▸ **PROBLEM REQUIREMENTS**
Read the records and gather each line that includes "into".

+--

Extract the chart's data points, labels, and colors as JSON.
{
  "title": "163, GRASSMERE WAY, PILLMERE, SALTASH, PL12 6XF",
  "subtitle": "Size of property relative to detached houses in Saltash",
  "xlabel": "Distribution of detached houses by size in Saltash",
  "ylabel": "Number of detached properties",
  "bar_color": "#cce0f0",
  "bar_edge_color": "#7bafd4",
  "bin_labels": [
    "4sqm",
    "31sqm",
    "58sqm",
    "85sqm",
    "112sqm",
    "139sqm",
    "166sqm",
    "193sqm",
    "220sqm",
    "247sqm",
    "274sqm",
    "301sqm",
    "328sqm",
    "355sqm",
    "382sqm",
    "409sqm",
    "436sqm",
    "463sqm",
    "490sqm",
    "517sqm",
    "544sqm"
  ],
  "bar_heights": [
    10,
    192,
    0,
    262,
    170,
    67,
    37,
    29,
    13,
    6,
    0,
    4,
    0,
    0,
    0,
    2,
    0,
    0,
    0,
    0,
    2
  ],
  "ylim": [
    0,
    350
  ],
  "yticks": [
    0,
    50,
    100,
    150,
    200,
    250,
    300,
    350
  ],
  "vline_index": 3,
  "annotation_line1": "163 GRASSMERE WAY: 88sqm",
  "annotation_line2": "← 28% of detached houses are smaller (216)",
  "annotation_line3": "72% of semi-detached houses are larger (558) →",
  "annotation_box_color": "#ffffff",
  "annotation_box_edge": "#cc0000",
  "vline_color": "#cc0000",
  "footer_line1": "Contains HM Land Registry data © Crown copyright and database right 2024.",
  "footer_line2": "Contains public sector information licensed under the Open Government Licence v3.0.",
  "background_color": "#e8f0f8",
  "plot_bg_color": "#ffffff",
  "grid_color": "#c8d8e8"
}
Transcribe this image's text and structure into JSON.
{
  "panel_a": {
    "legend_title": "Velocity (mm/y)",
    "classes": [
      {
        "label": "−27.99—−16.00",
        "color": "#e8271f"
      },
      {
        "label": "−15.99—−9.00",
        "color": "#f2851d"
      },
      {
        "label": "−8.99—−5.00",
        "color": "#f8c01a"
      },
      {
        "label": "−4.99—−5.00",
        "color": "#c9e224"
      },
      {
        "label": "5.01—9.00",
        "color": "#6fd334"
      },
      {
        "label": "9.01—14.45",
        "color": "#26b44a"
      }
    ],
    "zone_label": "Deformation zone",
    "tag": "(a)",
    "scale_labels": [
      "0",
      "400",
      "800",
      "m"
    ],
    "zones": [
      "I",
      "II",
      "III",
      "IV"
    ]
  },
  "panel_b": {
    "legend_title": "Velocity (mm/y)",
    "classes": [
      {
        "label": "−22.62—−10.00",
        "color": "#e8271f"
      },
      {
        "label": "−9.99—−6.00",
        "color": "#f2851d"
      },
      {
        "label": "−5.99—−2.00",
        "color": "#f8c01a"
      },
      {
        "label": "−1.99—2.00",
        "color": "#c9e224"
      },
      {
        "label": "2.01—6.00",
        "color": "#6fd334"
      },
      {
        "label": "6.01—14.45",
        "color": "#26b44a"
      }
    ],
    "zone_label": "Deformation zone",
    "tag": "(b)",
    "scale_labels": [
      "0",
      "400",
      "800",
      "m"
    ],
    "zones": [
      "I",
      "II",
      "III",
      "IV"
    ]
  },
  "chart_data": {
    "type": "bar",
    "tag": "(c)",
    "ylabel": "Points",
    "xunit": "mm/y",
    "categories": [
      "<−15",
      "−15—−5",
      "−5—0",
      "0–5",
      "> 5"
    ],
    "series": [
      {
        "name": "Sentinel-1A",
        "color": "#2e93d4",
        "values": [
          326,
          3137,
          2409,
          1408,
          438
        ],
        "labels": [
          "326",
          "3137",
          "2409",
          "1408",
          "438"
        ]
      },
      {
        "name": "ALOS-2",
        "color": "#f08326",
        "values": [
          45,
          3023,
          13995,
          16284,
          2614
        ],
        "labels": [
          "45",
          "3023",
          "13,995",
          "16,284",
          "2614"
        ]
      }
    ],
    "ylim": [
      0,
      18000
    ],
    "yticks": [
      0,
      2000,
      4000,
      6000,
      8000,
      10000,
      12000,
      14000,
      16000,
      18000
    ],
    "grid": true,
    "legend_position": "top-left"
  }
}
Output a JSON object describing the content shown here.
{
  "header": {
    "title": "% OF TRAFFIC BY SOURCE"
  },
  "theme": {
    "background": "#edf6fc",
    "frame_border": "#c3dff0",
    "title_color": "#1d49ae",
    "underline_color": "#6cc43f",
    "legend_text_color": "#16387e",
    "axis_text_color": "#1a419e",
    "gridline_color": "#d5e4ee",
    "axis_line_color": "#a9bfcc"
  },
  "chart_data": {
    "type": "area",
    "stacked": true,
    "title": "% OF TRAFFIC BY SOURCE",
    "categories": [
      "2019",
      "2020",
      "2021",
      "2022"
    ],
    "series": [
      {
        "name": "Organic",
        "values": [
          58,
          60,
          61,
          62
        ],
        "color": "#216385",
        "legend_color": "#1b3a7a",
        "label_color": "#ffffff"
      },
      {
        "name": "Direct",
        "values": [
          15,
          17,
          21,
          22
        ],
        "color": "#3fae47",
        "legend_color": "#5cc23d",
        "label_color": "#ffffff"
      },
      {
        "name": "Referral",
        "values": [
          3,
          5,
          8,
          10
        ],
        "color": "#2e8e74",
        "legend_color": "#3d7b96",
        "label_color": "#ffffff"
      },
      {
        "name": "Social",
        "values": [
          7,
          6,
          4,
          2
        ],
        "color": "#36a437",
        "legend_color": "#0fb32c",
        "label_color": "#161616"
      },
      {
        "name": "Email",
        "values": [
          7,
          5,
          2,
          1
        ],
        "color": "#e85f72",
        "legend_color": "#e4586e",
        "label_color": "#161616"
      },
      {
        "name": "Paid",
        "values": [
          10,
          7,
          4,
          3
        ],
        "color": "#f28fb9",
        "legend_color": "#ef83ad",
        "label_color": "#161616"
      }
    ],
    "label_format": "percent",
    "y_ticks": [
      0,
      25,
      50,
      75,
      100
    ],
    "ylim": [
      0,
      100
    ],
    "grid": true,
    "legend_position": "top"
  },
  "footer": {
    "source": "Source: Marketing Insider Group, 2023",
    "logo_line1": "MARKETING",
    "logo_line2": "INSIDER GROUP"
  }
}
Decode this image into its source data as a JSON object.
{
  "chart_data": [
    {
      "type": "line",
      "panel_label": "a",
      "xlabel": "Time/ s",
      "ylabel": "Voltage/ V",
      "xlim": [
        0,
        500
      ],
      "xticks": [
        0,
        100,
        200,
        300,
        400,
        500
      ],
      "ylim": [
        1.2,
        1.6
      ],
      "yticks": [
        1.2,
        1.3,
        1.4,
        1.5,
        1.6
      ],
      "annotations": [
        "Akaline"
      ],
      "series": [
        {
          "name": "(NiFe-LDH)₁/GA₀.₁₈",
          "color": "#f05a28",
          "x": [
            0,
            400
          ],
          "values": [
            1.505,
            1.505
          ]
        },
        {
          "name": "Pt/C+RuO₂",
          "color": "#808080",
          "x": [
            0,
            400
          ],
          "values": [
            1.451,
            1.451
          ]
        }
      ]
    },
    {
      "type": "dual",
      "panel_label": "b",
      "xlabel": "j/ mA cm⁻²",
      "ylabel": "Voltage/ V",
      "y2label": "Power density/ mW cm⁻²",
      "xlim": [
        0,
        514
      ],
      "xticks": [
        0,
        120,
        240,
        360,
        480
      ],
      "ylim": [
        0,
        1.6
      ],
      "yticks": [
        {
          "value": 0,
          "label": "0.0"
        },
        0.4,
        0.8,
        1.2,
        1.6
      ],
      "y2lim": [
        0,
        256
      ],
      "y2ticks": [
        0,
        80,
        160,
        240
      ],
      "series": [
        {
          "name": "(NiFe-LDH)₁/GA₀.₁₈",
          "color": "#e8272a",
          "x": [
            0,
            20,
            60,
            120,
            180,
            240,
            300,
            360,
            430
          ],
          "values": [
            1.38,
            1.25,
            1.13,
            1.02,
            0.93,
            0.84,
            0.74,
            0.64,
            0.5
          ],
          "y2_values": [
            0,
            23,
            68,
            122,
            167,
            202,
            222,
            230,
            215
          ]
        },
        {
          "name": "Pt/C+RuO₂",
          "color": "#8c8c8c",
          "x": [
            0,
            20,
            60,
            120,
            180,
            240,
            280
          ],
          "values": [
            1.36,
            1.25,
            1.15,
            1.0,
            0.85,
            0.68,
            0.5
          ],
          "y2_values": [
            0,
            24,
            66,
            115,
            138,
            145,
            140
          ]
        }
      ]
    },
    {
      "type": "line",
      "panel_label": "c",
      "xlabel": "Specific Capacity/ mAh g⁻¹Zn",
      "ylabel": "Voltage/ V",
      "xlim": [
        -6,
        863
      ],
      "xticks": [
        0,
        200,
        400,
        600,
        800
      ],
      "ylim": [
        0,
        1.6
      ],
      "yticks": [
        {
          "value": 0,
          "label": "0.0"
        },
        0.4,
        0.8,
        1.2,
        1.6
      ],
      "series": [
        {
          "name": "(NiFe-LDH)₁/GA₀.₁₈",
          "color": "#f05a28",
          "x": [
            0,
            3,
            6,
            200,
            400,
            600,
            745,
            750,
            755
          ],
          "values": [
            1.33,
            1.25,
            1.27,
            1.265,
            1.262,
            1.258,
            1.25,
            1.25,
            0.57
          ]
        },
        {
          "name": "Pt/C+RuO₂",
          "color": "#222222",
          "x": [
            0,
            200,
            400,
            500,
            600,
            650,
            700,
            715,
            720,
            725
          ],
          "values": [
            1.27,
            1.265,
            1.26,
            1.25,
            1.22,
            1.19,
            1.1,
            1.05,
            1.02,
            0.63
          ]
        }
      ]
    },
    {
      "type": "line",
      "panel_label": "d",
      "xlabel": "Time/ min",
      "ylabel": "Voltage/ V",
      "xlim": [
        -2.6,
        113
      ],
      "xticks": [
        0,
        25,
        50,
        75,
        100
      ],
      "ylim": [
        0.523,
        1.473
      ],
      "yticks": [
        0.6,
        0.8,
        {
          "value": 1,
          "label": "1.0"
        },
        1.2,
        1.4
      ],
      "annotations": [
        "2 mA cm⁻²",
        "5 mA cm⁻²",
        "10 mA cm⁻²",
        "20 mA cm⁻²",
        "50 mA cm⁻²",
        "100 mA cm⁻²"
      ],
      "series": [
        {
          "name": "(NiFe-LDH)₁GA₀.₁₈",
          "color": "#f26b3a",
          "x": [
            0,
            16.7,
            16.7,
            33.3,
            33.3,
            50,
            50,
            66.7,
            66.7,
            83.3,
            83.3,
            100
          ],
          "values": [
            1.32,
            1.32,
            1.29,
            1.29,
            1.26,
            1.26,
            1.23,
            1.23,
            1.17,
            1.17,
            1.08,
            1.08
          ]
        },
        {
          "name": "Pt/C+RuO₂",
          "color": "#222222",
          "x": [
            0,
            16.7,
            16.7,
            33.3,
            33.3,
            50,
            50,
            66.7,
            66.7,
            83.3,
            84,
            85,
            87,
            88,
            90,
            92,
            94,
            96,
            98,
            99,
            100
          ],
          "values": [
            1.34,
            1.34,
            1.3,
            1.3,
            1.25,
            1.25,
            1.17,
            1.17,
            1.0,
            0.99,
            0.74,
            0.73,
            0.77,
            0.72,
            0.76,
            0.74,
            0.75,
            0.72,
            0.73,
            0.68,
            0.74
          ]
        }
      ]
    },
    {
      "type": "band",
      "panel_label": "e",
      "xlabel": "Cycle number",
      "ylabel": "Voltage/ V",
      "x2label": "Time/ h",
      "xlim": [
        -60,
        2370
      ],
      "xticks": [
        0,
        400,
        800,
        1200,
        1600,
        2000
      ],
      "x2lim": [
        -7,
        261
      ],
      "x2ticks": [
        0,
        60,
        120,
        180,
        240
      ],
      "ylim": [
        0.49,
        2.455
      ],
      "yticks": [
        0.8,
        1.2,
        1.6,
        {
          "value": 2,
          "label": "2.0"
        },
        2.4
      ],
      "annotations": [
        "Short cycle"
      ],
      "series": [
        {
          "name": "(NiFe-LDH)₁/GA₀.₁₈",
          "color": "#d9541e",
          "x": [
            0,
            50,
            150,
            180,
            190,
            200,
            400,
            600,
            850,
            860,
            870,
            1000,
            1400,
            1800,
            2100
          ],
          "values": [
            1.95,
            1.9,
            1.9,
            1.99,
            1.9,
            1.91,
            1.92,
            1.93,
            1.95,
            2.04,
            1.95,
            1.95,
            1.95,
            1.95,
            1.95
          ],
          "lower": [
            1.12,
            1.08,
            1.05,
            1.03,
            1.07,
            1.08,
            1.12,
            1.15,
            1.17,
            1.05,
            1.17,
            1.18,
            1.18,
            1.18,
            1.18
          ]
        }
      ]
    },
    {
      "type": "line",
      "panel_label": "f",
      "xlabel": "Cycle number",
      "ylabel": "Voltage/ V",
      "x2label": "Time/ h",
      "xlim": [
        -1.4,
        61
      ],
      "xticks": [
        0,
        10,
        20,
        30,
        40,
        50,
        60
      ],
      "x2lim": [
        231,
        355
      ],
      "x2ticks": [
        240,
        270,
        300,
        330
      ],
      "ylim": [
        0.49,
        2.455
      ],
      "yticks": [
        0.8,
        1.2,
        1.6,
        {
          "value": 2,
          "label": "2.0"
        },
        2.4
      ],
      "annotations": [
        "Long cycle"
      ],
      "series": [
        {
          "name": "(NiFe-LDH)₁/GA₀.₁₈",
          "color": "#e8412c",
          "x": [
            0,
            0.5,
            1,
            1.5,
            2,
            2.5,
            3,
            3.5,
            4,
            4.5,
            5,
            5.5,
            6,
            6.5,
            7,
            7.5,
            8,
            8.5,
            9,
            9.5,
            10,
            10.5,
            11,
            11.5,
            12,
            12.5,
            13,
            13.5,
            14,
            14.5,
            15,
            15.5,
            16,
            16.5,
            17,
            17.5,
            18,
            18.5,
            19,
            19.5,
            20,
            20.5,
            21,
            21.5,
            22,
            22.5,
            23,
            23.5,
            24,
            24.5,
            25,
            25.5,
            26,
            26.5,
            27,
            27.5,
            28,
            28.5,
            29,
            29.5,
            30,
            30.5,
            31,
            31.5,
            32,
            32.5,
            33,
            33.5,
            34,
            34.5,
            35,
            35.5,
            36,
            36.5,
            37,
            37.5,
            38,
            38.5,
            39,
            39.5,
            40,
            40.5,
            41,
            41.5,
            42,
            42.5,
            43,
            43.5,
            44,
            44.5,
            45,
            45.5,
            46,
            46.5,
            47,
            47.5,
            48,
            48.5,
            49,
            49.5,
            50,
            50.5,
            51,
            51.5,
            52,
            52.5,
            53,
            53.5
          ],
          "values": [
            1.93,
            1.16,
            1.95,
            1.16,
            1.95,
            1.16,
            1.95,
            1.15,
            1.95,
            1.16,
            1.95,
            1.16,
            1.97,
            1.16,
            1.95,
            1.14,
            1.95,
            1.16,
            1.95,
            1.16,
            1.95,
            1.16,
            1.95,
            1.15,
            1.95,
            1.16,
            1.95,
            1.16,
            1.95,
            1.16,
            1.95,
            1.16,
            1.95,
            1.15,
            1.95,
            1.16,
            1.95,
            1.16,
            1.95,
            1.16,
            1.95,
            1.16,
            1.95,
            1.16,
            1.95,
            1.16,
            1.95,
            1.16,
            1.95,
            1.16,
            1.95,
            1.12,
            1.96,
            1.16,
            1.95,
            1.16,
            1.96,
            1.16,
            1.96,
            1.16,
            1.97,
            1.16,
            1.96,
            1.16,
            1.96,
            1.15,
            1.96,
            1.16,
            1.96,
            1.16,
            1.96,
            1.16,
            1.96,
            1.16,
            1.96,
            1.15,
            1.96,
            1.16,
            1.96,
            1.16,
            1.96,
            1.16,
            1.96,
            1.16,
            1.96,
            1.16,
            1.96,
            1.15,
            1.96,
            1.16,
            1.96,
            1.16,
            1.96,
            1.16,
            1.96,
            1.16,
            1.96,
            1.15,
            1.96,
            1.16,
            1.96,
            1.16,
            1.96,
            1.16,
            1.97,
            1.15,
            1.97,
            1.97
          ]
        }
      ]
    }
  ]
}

+--

▸ **EXERCISE OUTPUT**
Transcribe this image's text and structure into JSON.
Decode this image into its source data as a JSON object.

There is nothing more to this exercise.